## BEGIN Source records

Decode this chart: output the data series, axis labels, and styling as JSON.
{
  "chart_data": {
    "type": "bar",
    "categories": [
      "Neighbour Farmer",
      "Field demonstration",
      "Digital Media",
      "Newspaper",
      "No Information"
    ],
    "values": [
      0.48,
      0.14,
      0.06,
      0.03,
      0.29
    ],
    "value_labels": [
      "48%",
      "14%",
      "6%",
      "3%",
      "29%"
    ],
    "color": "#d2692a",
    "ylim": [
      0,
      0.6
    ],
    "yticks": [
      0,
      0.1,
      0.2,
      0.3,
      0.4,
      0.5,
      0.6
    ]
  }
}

## END Source records

**The exercise:** Word for word, write out all of the data above.

**Task solution:**
Decode this chart: output the data series, axis labels, and styling as JSON.
{
  "chart_data": {
    "type": "bar",
    "categories": [
      "Neighbour Farmer",
      "Field demonstration",
      "Digital Media",
      "Newspaper",
      "No Information"
    ],
    "values": [
      0.48,
      0.14,
      0.06,
      0.03,
      0.29
    ],
    "value_labels": [
      "48%",
      "14%",
      "6%",
      "3%",
      "29%"
    ],
    "color": "#d2692a",
    "ylim": [
      0,
      0.6
    ],
    "yticks": [
      0,
      0.1,
      0.2,
      0.3,
      0.4,
      0.5,
      0.6
    ]
  }
}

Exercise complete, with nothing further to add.